- **INSTRUCTION**
Answer with a single number: the count of lines that hold "this".

Data excerpts:
◆ ◆ ◆

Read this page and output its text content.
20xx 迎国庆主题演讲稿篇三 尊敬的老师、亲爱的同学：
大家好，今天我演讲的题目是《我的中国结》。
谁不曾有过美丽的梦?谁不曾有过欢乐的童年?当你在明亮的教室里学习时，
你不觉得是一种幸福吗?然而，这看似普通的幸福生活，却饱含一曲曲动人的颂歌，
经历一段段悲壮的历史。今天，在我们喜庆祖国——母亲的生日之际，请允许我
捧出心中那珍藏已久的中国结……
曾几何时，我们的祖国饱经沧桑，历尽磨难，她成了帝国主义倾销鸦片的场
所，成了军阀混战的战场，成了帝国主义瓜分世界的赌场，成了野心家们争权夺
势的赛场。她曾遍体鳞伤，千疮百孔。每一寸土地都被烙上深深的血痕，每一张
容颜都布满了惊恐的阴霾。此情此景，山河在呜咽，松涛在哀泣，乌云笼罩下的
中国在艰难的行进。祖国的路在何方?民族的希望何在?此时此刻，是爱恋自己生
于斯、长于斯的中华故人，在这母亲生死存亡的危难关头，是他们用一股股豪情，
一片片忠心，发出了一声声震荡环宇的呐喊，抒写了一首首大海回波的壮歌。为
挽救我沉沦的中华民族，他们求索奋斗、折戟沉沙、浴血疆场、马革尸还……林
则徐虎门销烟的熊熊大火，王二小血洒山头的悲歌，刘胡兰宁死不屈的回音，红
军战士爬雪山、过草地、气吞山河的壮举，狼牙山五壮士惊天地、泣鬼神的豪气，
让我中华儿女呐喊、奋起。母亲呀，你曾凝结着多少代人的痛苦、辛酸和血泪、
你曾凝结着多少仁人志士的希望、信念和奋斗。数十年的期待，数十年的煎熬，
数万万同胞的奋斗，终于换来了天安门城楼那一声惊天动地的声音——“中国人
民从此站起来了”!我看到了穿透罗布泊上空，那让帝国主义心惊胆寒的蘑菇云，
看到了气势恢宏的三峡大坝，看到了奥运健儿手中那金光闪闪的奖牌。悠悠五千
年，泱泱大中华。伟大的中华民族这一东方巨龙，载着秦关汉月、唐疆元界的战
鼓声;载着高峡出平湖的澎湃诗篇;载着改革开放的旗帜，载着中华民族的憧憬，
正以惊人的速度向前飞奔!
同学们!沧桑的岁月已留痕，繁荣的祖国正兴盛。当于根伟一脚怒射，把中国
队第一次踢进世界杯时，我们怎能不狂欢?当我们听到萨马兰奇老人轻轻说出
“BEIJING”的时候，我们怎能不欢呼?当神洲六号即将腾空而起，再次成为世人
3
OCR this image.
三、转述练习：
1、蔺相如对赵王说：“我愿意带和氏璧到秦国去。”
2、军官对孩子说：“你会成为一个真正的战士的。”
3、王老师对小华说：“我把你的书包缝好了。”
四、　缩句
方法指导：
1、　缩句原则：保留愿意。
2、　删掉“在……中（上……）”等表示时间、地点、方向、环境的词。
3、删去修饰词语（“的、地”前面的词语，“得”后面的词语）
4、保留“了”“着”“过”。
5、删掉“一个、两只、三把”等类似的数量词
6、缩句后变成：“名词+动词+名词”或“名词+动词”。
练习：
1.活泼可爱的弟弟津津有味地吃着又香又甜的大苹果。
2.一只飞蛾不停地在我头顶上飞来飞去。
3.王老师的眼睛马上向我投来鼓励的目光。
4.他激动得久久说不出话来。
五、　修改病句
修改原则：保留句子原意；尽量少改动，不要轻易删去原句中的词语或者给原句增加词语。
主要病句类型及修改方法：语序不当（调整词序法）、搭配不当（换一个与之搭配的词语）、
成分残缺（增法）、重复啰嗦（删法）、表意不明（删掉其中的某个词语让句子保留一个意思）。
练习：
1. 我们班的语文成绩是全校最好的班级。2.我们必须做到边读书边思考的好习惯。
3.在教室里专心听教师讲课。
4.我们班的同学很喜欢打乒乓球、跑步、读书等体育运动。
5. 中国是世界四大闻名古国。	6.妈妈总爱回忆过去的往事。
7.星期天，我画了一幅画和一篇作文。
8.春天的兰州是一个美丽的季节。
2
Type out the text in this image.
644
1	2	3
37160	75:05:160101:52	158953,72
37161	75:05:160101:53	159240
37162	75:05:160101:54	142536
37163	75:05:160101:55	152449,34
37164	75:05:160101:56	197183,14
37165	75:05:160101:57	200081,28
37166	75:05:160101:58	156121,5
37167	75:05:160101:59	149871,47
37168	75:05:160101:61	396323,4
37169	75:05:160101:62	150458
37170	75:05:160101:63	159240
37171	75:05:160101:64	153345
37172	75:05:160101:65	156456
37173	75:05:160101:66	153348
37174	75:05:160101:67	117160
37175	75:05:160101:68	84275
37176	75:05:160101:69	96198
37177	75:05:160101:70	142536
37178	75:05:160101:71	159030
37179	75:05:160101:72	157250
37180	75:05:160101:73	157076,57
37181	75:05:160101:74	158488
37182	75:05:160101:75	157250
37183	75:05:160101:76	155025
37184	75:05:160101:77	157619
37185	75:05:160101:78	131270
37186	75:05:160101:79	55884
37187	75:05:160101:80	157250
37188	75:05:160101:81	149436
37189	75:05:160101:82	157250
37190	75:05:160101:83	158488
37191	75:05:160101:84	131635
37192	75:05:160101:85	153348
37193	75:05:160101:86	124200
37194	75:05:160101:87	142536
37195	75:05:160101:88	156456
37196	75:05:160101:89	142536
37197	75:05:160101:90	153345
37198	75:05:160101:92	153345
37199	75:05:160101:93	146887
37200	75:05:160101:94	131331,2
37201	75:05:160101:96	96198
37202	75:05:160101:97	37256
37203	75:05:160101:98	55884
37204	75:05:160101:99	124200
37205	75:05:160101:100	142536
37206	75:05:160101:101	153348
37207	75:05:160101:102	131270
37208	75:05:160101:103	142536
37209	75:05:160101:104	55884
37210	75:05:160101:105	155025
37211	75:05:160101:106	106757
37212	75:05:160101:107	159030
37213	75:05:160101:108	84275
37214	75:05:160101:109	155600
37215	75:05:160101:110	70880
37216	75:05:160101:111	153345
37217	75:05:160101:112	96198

◆ ◆ ◆

- **RESPONSE TO THE EXERCISE**
3